Exercise materials
** start **

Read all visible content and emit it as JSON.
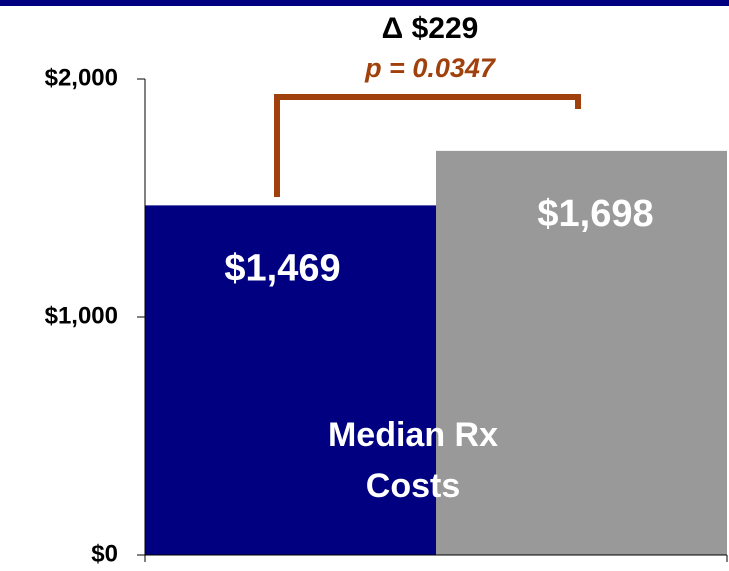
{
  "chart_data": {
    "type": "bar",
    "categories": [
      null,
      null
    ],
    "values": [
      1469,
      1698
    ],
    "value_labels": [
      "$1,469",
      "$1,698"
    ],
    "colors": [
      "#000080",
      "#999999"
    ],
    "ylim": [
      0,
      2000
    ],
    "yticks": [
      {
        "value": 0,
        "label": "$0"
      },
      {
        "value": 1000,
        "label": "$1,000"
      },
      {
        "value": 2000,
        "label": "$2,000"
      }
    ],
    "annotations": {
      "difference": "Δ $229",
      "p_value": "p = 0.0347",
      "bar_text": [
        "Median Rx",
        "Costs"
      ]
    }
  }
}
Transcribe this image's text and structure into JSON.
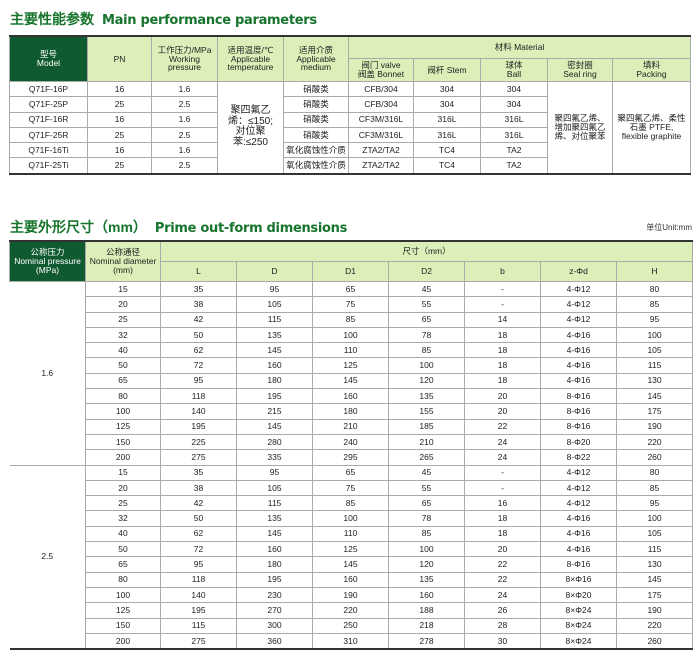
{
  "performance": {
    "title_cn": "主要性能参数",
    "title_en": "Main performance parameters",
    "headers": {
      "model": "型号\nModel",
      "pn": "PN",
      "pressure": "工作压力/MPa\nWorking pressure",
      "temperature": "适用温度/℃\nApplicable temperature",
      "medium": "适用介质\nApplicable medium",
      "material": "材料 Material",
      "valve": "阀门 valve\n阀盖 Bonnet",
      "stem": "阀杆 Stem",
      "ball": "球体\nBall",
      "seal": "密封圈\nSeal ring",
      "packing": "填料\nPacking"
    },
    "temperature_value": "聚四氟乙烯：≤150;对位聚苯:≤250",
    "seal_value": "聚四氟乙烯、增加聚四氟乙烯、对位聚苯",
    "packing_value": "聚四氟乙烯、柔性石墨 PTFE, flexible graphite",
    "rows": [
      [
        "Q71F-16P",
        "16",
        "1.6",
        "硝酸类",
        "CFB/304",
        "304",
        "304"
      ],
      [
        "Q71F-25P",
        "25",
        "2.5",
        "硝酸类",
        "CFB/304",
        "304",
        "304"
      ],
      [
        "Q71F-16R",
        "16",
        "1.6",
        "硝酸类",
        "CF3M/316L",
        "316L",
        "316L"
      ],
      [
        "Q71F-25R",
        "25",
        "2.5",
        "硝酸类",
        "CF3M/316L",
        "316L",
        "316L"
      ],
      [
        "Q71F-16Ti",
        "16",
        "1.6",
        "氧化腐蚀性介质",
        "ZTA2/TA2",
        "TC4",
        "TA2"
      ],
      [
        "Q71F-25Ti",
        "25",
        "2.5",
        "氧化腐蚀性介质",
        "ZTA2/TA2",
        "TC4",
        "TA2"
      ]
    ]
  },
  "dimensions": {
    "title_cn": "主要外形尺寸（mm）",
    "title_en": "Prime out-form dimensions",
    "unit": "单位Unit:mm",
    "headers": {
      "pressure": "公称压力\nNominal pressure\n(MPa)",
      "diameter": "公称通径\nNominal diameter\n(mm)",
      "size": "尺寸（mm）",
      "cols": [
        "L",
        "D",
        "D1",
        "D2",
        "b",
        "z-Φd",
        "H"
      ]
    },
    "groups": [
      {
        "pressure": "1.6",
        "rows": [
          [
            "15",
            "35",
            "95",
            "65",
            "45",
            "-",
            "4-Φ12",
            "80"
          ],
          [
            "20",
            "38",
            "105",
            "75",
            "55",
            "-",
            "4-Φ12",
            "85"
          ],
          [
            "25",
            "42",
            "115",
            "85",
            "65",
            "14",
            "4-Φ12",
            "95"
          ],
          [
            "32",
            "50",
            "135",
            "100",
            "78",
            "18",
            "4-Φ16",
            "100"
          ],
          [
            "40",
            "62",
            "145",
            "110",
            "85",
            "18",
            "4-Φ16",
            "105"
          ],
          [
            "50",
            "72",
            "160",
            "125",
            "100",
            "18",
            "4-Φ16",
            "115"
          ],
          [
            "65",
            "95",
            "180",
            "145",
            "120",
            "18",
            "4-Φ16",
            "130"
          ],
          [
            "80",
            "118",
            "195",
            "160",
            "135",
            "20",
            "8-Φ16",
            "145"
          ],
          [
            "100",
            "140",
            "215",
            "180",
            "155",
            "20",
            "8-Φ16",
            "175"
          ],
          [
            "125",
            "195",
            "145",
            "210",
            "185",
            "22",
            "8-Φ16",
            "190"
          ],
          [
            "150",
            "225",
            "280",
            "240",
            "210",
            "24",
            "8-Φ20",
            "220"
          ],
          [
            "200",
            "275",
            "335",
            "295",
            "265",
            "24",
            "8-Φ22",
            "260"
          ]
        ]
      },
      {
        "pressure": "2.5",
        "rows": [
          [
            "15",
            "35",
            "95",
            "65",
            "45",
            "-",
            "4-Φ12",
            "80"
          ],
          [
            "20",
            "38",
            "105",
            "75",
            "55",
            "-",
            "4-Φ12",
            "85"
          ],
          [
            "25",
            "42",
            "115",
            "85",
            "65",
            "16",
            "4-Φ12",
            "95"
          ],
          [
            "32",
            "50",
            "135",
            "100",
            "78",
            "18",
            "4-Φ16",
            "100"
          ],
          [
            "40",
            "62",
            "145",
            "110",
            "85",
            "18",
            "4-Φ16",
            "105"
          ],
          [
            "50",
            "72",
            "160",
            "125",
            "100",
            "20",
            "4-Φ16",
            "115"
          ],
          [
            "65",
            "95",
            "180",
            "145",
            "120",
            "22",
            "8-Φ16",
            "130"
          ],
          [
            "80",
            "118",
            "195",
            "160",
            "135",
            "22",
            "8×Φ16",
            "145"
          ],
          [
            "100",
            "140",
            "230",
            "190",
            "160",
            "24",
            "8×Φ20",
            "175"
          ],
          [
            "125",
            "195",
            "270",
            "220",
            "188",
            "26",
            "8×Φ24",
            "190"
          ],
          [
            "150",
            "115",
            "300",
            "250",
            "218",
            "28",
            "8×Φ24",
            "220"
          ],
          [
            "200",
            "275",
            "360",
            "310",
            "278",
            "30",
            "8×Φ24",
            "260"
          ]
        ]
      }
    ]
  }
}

** end **

Extract, from the listing above, every line where the string "dimensions" occurs.

Completed exercise
  "dimensions": {
    "title_en": "Prime out-form dimensions",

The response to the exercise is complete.